Given problem → Keep only those lines of the records that include the string "охране".

Source records →

──────

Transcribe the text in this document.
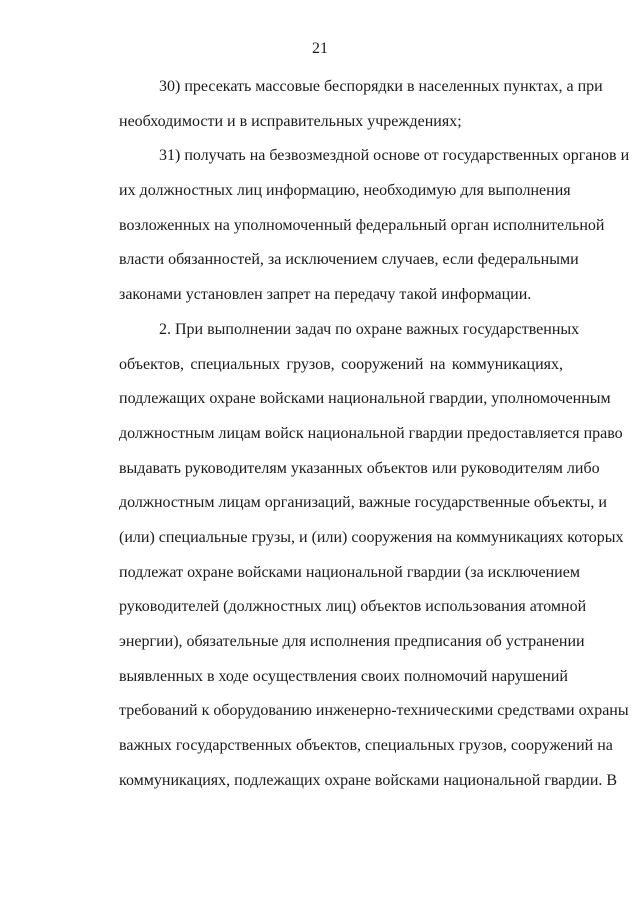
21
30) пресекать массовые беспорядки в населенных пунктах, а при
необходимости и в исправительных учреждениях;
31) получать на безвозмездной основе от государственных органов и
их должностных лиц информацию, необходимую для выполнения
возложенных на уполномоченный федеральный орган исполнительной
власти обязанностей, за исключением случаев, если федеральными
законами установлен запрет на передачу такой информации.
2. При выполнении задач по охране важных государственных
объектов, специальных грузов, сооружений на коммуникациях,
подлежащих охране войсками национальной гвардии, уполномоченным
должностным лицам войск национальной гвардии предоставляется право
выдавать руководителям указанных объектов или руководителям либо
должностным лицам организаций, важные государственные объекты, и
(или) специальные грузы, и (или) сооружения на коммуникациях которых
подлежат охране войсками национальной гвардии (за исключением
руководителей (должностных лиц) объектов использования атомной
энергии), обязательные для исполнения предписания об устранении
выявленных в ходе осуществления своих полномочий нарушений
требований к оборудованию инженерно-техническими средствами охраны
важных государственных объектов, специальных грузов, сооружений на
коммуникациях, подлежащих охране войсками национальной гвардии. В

──────

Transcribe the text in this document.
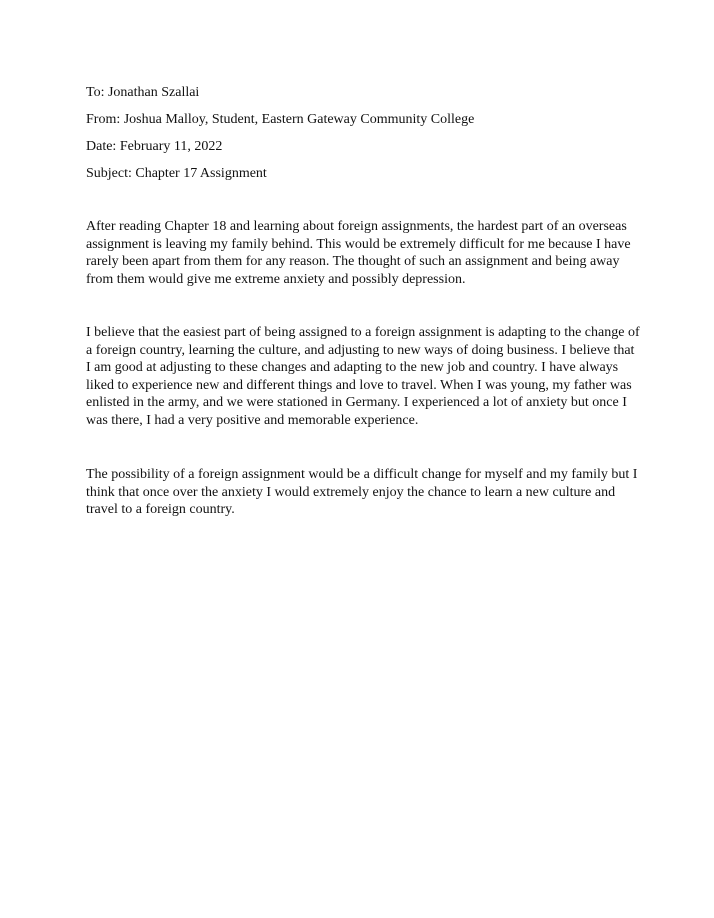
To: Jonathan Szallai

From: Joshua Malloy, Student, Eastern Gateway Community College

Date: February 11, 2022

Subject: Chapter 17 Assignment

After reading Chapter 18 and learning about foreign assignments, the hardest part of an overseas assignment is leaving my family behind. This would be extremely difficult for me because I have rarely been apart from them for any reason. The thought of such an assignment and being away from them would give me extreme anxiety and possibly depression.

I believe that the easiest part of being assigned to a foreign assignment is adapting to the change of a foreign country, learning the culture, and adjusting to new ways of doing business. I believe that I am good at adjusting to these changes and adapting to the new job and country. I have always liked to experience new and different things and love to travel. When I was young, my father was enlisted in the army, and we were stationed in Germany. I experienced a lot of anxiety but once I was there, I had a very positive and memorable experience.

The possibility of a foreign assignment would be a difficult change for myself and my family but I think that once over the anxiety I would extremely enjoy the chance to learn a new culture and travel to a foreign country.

──────

Answer for the task →
2. При выполнении задач по охране важных государственных
подлежащих охране войсками национальной гвардии, уполномоченным
подлежат охране войсками национальной гвардии (за исключением
коммуникациях, подлежащих охране войсками национальной гвардии. В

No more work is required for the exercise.